WHAT IS NEEDED -
Identify the lines that contain the string "Bilgisayar", then copy each of them.

INFORMATION PROVIDED -
☆ ☆ ☆ ☆
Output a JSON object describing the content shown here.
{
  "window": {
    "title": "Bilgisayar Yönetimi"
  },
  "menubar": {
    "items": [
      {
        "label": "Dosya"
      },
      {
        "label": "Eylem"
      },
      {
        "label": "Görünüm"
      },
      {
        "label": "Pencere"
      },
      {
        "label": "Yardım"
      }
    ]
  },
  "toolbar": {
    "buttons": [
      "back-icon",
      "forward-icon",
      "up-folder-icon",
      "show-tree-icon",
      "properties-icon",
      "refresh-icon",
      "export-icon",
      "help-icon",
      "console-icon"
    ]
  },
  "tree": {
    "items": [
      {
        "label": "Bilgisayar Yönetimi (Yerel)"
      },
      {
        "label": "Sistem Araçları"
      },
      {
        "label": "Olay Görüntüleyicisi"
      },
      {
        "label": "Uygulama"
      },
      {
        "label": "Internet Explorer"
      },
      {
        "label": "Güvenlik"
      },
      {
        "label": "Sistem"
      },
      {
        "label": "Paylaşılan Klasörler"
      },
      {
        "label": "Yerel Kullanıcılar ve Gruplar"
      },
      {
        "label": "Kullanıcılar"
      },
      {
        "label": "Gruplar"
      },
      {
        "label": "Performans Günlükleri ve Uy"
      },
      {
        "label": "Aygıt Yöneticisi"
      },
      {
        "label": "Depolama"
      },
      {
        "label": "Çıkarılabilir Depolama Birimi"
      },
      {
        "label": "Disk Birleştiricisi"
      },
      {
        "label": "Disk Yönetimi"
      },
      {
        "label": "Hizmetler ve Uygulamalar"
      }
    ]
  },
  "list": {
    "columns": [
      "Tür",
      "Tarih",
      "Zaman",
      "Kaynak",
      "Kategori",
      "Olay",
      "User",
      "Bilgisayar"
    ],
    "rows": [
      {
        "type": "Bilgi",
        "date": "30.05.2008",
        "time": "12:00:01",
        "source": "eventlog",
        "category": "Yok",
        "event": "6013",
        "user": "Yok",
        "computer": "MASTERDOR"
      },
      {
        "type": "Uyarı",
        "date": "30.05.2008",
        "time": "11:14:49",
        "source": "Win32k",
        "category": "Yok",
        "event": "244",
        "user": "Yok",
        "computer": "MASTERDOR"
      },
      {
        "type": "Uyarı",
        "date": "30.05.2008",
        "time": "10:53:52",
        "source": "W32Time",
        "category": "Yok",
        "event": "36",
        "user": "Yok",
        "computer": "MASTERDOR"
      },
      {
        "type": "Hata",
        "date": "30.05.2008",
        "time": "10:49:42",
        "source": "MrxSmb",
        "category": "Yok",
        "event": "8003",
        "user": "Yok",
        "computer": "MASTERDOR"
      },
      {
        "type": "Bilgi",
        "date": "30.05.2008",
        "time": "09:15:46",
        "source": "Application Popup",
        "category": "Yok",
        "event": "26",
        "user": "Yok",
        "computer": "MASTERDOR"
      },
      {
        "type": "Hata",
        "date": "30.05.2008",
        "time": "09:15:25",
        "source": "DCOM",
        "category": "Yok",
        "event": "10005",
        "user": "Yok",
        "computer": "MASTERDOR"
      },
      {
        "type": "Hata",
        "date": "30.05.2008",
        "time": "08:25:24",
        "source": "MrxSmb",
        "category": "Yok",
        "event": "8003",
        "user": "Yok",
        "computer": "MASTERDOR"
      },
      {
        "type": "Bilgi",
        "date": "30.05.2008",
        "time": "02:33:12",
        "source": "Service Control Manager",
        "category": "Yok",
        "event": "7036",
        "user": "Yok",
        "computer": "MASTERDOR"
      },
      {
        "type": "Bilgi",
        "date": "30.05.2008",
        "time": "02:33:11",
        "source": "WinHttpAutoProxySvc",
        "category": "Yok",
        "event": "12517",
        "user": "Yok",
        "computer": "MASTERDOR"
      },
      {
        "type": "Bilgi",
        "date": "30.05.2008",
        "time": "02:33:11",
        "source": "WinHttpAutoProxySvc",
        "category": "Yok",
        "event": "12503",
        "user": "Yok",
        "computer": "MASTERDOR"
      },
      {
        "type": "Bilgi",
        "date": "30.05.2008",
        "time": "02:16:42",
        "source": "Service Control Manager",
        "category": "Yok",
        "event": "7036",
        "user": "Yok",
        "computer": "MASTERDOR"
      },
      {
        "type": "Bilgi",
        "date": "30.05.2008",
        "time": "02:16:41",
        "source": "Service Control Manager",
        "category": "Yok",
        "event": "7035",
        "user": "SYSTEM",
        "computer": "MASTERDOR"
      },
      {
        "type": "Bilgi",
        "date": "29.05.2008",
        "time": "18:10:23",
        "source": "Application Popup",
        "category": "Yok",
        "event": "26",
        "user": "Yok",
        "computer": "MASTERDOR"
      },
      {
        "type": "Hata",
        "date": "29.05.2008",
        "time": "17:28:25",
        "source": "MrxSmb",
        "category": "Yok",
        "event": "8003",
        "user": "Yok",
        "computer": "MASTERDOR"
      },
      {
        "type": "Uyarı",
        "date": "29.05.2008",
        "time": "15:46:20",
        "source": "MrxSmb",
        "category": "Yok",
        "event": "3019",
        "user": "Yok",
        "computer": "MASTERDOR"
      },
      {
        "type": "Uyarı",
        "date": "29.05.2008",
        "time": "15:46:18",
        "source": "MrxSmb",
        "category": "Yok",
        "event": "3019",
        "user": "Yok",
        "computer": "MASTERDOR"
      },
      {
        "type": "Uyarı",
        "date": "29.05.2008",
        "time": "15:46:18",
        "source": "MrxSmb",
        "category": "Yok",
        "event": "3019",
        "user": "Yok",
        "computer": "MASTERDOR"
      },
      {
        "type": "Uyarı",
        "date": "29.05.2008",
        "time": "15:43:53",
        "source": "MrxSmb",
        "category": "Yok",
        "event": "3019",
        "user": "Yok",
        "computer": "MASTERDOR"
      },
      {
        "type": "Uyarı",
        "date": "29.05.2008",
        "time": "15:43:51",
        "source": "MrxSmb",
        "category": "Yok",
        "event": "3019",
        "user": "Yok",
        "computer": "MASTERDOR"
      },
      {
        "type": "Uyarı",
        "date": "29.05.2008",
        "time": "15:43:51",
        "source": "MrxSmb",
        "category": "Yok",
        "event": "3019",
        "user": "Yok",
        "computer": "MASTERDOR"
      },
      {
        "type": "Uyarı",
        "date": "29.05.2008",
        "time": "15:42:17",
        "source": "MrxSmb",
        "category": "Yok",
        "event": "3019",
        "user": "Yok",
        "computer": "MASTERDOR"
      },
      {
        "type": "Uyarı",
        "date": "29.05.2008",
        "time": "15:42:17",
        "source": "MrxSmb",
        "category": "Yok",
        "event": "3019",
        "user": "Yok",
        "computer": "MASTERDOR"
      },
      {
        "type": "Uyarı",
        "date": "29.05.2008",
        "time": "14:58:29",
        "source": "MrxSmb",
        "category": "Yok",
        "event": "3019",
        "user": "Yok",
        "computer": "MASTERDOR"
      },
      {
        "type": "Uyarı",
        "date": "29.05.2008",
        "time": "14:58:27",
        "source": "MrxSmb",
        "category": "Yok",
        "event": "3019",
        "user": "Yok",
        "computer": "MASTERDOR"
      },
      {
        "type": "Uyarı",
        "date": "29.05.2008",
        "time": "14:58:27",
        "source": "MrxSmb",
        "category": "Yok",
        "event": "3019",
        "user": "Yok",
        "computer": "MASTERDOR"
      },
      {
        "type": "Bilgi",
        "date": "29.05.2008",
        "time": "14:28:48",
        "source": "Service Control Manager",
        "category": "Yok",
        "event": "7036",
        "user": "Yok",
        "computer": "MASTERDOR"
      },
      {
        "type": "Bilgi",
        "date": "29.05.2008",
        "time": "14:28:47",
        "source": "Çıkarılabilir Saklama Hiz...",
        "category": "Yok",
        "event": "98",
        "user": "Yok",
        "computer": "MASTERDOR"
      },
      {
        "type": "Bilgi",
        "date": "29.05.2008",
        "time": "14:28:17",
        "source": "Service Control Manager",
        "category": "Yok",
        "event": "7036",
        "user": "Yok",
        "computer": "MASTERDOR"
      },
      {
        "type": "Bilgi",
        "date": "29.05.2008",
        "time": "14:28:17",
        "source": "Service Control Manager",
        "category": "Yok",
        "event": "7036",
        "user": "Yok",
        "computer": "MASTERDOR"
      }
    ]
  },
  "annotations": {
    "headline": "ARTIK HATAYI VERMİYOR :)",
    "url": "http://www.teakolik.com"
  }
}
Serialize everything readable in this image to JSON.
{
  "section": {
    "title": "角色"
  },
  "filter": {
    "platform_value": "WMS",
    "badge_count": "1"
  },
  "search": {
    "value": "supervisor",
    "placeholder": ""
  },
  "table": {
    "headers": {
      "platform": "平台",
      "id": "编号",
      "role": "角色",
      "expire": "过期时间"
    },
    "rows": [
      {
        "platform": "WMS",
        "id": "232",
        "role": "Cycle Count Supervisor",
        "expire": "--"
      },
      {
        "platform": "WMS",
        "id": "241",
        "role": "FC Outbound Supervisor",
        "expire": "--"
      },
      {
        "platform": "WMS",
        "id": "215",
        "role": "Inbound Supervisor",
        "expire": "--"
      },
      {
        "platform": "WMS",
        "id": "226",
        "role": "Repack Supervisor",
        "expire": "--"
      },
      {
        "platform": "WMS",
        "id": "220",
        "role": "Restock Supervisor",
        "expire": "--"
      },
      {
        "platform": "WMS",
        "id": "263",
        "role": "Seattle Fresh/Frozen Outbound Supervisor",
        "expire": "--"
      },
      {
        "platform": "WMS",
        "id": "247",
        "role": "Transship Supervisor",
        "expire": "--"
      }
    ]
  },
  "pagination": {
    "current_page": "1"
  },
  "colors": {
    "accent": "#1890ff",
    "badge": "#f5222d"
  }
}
☆ ☆ ☆ ☆
WRITTEN ANSWER -
    "title": "Bilgisayar Yönetimi"
        "label": "Bilgisayar Yönetimi (Yerel)"
      "Bilgisayar"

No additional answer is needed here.